**TEXTO BASE**
Una vez aceptada su decisión, algunos mandos nacionales, como García-Valiño, opinaron que era preferible dirigirse contra la bolsa principal en lugar de marchar hacia Mequinenza. Hasta que Franco decidió que, ante todo, debía eliminarse esta pequeña cabeza de puente y, el 5 de agosto, ordenó al general Juan Vigón que dirigiera una ofensiva, que llevarían a cabo las tropas mandadas directamente por el general Delgado Serrano: la 82.ª División, cuatro compañías de la 4.ª División de Navarra, una de morteros y otra de carros de combate.

**CONJUNTO DE REGISTROS**
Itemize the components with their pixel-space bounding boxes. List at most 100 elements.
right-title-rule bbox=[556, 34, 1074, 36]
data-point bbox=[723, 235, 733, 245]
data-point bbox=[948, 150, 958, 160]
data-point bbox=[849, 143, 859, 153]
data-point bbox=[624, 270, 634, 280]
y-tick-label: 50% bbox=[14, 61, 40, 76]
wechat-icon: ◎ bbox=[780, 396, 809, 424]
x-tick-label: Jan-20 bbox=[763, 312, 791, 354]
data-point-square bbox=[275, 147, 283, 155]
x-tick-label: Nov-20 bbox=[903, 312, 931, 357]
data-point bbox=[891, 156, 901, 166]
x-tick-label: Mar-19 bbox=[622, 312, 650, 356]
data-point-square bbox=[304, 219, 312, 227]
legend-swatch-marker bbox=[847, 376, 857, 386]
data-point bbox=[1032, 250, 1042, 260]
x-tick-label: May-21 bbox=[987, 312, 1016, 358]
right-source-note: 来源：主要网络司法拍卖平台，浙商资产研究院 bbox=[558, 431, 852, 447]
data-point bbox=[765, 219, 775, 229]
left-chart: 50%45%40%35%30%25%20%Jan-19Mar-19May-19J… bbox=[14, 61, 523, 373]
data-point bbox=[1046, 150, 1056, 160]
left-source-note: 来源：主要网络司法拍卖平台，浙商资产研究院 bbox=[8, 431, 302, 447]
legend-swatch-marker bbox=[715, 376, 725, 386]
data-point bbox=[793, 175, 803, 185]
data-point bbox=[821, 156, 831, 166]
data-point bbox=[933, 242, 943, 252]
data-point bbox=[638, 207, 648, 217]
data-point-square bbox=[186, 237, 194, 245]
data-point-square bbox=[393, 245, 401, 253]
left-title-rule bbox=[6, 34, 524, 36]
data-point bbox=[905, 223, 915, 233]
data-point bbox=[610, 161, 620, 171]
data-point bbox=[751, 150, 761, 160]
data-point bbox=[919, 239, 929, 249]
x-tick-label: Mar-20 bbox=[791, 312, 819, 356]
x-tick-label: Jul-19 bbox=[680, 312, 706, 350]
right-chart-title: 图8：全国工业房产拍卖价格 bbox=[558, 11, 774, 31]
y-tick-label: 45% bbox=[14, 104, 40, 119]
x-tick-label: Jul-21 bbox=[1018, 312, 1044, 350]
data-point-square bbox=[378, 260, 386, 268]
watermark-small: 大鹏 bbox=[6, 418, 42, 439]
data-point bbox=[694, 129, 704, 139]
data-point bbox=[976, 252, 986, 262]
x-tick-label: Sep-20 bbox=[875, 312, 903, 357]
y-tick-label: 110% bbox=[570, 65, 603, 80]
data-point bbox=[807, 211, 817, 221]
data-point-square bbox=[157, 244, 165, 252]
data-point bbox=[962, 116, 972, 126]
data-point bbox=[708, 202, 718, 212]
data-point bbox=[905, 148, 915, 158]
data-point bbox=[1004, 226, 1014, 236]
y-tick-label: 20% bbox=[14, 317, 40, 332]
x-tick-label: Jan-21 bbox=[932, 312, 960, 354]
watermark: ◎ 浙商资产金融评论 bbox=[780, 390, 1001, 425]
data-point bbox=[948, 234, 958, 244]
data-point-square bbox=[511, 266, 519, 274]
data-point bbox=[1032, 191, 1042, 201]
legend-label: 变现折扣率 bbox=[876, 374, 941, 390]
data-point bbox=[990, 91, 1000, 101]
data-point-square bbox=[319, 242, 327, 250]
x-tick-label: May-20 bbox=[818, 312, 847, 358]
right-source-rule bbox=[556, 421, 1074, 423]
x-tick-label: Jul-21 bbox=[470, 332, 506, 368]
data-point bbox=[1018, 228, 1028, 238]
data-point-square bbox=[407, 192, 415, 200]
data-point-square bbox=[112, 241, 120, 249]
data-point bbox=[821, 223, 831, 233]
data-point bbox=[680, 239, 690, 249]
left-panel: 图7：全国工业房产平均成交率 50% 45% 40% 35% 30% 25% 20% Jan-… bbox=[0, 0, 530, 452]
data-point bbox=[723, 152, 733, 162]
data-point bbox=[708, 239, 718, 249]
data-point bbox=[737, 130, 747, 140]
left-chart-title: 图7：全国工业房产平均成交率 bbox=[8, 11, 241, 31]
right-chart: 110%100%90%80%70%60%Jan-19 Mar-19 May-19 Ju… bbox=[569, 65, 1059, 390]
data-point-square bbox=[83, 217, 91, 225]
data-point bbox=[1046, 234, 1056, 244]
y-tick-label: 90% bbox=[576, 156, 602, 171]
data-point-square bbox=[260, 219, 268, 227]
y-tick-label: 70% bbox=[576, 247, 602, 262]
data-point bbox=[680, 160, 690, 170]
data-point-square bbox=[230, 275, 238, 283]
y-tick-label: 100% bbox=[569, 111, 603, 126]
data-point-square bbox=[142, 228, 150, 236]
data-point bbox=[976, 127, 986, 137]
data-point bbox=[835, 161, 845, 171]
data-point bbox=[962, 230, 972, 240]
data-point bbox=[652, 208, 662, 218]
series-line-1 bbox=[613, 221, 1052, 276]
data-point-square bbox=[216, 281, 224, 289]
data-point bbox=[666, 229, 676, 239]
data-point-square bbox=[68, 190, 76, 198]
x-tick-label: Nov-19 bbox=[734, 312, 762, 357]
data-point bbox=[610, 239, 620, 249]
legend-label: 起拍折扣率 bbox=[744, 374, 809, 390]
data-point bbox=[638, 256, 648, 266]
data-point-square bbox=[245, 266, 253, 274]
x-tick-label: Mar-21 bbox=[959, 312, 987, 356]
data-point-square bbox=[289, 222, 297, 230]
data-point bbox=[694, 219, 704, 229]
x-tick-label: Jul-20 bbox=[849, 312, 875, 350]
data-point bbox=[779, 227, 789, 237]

...

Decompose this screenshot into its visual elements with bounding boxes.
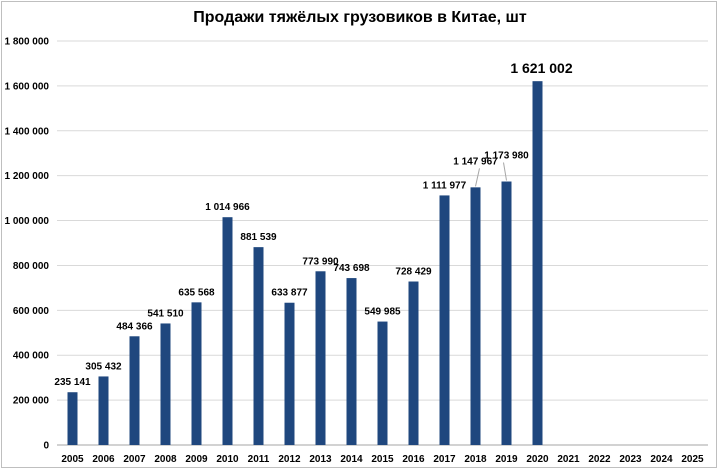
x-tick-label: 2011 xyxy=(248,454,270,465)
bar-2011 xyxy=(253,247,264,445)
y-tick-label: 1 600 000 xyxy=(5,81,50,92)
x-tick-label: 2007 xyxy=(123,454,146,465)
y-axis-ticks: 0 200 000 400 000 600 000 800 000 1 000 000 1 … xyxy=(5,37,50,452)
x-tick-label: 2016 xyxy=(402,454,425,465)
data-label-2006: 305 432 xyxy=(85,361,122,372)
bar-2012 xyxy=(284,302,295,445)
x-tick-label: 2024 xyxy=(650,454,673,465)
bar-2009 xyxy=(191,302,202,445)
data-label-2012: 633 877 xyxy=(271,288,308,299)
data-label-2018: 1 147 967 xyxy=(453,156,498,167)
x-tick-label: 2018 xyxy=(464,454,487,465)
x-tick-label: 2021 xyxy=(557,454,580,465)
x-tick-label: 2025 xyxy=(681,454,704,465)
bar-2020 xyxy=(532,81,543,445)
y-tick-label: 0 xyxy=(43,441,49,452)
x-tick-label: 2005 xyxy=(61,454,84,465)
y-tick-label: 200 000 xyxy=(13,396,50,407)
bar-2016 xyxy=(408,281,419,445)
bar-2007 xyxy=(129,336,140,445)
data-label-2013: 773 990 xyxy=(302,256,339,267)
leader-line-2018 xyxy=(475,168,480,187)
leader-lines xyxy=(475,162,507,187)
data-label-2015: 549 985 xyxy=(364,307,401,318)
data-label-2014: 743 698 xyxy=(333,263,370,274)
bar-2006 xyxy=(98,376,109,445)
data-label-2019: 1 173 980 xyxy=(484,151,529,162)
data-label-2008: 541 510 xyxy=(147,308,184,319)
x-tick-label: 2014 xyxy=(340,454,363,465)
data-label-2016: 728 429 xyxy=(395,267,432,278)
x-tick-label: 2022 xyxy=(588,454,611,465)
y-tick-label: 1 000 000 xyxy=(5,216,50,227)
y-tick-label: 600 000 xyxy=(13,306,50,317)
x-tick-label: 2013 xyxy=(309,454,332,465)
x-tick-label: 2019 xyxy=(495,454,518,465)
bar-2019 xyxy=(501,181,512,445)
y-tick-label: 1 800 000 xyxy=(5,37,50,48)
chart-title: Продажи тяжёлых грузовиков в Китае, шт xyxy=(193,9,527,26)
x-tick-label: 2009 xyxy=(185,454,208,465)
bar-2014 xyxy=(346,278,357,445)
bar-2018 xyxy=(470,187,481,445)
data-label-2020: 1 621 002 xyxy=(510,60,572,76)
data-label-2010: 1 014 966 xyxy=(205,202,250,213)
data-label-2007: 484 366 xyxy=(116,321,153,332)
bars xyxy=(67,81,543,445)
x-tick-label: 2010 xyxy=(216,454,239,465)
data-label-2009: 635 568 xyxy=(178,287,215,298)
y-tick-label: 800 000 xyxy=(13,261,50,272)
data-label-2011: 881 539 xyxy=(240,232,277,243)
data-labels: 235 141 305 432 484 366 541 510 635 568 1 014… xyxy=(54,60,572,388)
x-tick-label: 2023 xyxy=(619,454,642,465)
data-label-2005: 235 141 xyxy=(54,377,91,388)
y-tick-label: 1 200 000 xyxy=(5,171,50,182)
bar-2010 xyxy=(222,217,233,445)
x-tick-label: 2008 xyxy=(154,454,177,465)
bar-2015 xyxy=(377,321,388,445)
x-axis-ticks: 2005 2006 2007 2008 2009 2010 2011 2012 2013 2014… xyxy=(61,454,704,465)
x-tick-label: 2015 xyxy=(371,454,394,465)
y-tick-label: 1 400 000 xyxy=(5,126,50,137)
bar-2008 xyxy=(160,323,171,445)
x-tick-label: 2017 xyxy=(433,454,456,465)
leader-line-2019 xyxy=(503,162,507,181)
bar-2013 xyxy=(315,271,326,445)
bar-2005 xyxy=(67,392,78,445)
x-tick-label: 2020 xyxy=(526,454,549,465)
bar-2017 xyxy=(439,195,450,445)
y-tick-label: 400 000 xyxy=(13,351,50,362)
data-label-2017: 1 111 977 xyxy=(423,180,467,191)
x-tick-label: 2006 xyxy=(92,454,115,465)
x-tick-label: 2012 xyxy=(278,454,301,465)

---

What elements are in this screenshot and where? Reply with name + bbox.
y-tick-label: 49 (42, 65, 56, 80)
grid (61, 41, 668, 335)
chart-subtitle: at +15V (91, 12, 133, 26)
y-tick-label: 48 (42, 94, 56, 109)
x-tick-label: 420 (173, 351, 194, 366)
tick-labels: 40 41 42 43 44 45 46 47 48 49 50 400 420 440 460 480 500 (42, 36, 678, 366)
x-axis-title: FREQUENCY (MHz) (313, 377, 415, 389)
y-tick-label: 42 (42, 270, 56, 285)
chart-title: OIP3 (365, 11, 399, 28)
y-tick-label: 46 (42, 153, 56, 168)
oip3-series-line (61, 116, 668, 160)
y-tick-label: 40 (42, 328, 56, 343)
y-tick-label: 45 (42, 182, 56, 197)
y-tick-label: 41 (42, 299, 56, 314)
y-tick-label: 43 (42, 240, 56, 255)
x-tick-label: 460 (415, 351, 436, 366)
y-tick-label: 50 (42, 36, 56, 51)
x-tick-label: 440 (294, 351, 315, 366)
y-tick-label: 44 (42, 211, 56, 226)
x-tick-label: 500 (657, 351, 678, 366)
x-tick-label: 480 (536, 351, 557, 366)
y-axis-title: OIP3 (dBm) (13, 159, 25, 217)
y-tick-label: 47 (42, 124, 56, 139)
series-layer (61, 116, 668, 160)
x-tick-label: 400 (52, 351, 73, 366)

**TAREAS POR HACER**
1) Responde estas preguntas sobre el texto base:
(a) ¿Qué mando nacional se menciona entre los que preferían atacar la bolsa principal en vez de marchar hacia Mequinenza?
(b) ¿En qué fecha dio Franco la orden al general Juan Vigón?
(c) ¿Qué general mandaba directamente las tropas que realizarían la ofensiva?
2) Por favor, reproduce literalmente el fragmento del texto base que va de "Una vez aceptada" a "carros de combate.".

**RESULTADOS ESPERADOS**
1)
(a) García-Valiño.
(b) El 5 de agosto.
(c) El general Delgado Serrano.

2)
Una vez aceptada su decisión, algunos mandos nacionales, como García-Valiño, opinaron que era preferible dirigirse contra la bolsa principal en lugar de marchar hacia Mequinenza. Hasta que Franco decidió que, ante todo, debía eliminarse esta pequeña cabeza de puente y, el 5 de agosto, ordenó al general Juan Vigón que dirigiera una ofensiva, que llevarían a cabo las tropas mandadas directamente por el general Delgado Serrano: la 82.ª División, cuatro compañías de la 4.ª División de Navarra, una de morteros y otra de carros de combate.